What is asked — Quote the entries that follow exactly, leaving none out.

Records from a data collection
—————

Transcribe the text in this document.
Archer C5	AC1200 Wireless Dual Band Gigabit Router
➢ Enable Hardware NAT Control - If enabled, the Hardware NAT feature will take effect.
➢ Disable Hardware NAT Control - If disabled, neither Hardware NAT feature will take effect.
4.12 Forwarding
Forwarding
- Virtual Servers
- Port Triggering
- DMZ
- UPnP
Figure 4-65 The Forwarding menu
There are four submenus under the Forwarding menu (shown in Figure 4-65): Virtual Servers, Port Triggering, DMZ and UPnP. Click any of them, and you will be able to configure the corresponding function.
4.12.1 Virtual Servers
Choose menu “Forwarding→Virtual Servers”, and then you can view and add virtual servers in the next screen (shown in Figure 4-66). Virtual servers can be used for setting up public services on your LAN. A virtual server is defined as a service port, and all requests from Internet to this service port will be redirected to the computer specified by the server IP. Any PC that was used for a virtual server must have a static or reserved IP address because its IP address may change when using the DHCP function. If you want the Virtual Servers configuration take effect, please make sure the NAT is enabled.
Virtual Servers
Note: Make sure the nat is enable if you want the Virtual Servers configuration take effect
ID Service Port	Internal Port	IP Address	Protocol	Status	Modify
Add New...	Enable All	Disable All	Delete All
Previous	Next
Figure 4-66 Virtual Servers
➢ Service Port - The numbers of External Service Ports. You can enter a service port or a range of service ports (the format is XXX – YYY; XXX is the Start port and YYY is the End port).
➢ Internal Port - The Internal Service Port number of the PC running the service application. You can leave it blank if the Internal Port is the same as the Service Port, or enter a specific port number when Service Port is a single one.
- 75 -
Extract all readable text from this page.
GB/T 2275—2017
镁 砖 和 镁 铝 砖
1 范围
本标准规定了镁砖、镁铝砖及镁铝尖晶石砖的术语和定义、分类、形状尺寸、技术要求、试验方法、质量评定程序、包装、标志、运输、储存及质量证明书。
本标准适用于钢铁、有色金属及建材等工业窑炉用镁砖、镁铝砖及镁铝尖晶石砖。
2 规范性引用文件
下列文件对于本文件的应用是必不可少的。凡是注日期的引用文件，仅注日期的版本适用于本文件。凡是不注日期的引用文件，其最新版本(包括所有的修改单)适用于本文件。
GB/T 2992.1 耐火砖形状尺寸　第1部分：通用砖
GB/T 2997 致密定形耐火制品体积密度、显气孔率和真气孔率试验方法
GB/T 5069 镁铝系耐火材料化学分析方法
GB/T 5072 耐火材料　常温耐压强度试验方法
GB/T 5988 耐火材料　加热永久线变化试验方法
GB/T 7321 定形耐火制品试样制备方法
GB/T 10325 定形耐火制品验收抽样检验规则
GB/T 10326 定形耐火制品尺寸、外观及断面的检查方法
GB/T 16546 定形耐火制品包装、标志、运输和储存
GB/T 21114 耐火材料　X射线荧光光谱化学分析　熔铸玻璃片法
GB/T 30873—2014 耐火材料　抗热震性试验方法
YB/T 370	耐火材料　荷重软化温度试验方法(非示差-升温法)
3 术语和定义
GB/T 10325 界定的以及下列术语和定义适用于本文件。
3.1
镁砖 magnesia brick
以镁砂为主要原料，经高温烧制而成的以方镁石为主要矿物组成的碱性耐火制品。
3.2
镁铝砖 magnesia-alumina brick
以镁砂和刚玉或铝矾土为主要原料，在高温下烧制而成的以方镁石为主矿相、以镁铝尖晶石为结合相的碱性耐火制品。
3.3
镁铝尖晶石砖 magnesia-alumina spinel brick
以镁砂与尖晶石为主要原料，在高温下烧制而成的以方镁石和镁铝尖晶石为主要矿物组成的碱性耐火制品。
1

—————

Task solution —
Transcribe the text in this document.
Archer C5	AC1200 Wireless Dual Band Gigabit Router
➢ Enable Hardware NAT Control - If enabled, the Hardware NAT feature will take effect.
➢ Disable Hardware NAT Control - If disabled, neither Hardware NAT feature will take effect.
4.12 Forwarding
Forwarding
- Virtual Servers
- Port Triggering
- DMZ
- UPnP
Figure 4-65 The Forwarding menu
There are four submenus under the Forwarding menu (shown in Figure 4-65): Virtual Servers, Port Triggering, DMZ and UPnP. Click any of them, and you will be able to configure the corresponding function.
4.12.1 Virtual Servers
Choose menu “Forwarding→Virtual Servers”, and then you can view and add virtual servers in the next screen (shown in Figure 4-66). Virtual servers can be used for setting up public services on your LAN. A virtual server is defined as a service port, and all requests from Internet to this service port will be redirected to the computer specified by the server IP. Any PC that was used for a virtual server must have a static or reserved IP address because its IP address may change when using the DHCP function. If you want the Virtual Servers configuration take effect, please make sure the NAT is enabled.
Virtual Servers
Note: Make sure the nat is enable if you want the Virtual Servers configuration take effect
ID Service Port	Internal Port	IP Address	Protocol	Status	Modify
Add New...	Enable All	Disable All	Delete All
Previous	Next
Figure 4-66 Virtual Servers
➢ Service Port - The numbers of External Service Ports. You can enter a service port or a range of service ports (the format is XXX – YYY; XXX is the Start port and YYY is the End port).
➢ Internal Port - The Internal Service Port number of the PC running the service application. You can leave it blank if the Internal Port is the same as the Service Port, or enter a specific port number when Service Port is a single one.
- 75 -
Extract all readable text from this page.
GB/T 2275—2017
镁 砖 和 镁 铝 砖
1 范围
本标准规定了镁砖、镁铝砖及镁铝尖晶石砖的术语和定义、分类、形状尺寸、技术要求、试验方法、质量评定程序、包装、标志、运输、储存及质量证明书。
本标准适用于钢铁、有色金属及建材等工业窑炉用镁砖、镁铝砖及镁铝尖晶石砖。
2 规范性引用文件
下列文件对于本文件的应用是必不可少的。凡是注日期的引用文件，仅注日期的版本适用于本文件。凡是不注日期的引用文件，其最新版本(包括所有的修改单)适用于本文件。
GB/T 2992.1 耐火砖形状尺寸　第1部分：通用砖
GB/T 2997 致密定形耐火制品体积密度、显气孔率和真气孔率试验方法
GB/T 5069 镁铝系耐火材料化学分析方法
GB/T 5072 耐火材料　常温耐压强度试验方法
GB/T 5988 耐火材料　加热永久线变化试验方法
GB/T 7321 定形耐火制品试样制备方法
GB/T 10325 定形耐火制品验收抽样检验规则
GB/T 10326 定形耐火制品尺寸、外观及断面的检查方法
GB/T 16546 定形耐火制品包装、标志、运输和储存
GB/T 21114 耐火材料　X射线荧光光谱化学分析　熔铸玻璃片法
GB/T 30873—2014 耐火材料　抗热震性试验方法
YB/T 370	耐火材料　荷重软化温度试验方法(非示差-升温法)
3 术语和定义
GB/T 10325 界定的以及下列术语和定义适用于本文件。
3.1
镁砖 magnesia brick
以镁砂为主要原料，经高温烧制而成的以方镁石为主要矿物组成的碱性耐火制品。
3.2
镁铝砖 magnesia-alumina brick
以镁砂和刚玉或铝矾土为主要原料，在高温下烧制而成的以方镁石为主矿相、以镁铝尖晶石为结合相的碱性耐火制品。
3.3
镁铝尖晶石砖 magnesia-alumina spinel brick
以镁砂与尖晶石为主要原料，在高温下烧制而成的以方镁石和镁铝尖晶石为主要矿物组成的碱性耐火制品。
1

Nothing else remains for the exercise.